Given text

########

The cyclone warning lasted for a week – a week of oppressive weather, rain and rough seas. To cap it all, I had started to feel unwell on Round Island and this now developed into one of those amoeboid infections, which are so irritating and debilitating. It seemed as though our chance of returning to the island to get the required number of snakes for our breeding programme was non-existent; and we had not even collected the other lizard we needed. This meant that we would have to leave the snakes with Wahab to be taken back to Round Island and released. They were far too rare to risk making a mistake with, and the youngster could not be sexed with certainty with the facilities we had in Mauritius. It would be criminal to take them back to Jersey only to find that both snakes were the same sex. I discussed this at length with Wahab, and he said that the long range forecast was that the cyclone was going to miss us after all, and we were moving into a period of smooth weather. ‘Would it not be possible for you to stay a little longer?’

  I had, to my intense annoyance, since it had taken over seven years to arrange, just had to cancel a trip to Assam, which I was to have undertaken immediately on my return to Jersey, since the doctors in Mauritius advised against it. This gave me a little lee-way but even if we stayed, I decided, I was feeling too lousy to undertake the boat trip and the subsequent humping of heavy equipment round the island.

  ‘Could we,’ I asked, hopefully, ‘get the Government helicopter? First, it would make the whole journey there and back infinitely easier and, secondly, I have always longed to do a trip in a helicopter.’

  Wahab pursed his lips and said it would be difficult, but he would try.

  A few days later, with an air of smug satisfaction, he phoned me up to say that the Prime Minister had given permission for us to have the helicopter. We could go as soon as the weather was right. For several days, we had to hang about while two cyclones, one with the endearing name of ‘Fifi’, whirled about the Indian Ocean, making up their minds whether or not to pay Mauritius a visit. To our great relief, they decided not to, and the weather forecast being propitious, we got the all-clear to embark on the following Monday. As it coincided with a series of public holidays, Wahab decided to join us and bring with him a stalwart volunteer from the Forestry Department to help us in our task.

########

What is required
Could you continue the account of waiting out the cyclones to return to Round Island from the point where it stops?

########

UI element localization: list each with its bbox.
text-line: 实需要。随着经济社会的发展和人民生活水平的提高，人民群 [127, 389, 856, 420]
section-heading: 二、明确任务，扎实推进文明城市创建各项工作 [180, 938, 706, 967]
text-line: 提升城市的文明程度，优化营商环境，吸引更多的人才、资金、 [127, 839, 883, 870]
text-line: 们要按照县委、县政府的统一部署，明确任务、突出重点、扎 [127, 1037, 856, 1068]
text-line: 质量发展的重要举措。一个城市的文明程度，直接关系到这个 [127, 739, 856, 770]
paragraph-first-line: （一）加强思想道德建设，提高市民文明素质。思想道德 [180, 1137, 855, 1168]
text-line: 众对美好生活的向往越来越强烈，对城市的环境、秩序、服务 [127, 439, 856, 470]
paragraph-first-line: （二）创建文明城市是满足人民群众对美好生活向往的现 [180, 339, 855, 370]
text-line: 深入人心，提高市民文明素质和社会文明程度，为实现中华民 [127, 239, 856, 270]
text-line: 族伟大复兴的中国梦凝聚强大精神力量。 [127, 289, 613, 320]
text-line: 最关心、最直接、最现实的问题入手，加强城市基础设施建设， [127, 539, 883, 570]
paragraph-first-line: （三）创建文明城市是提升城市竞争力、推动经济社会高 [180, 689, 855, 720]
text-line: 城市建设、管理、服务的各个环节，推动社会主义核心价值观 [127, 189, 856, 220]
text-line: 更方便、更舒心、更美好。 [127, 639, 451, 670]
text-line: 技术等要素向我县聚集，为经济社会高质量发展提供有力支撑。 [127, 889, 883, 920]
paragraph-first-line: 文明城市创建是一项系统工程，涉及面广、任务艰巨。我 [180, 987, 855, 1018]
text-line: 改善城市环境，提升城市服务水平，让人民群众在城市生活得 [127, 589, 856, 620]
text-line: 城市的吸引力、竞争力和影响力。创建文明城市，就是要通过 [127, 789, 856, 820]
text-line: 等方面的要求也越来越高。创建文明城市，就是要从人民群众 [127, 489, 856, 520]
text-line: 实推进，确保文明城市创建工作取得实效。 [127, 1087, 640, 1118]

########

Reply to the task
  We were to pick up the helicopter in Port Louis and thence to fly to a football field in the north of the island, where the lorry, with our supplies, would meet us. From there, it was only a quarter of an hour’s flight to Round Island. We duly assembled at the Police Barracks in Port Louis and, with much solemnity the helicopter was wheeled out and opened up like a bubble car. We clambered in. Wahab and John sat behind, while I was in front with the jovial Indian pilot and his co-pilot. It was, I decided, rather like being in a goldfish bowl and, having no head for heights, I wondered what it was going to feel like when we took off.

  ‘My God, what a hot today,’ said the pilot, fastening his seat belt and giving a fair imitation of Peter Sellers. ‘What a bloody hot.’

  ‘It will be hotter on Round Island,’ I said.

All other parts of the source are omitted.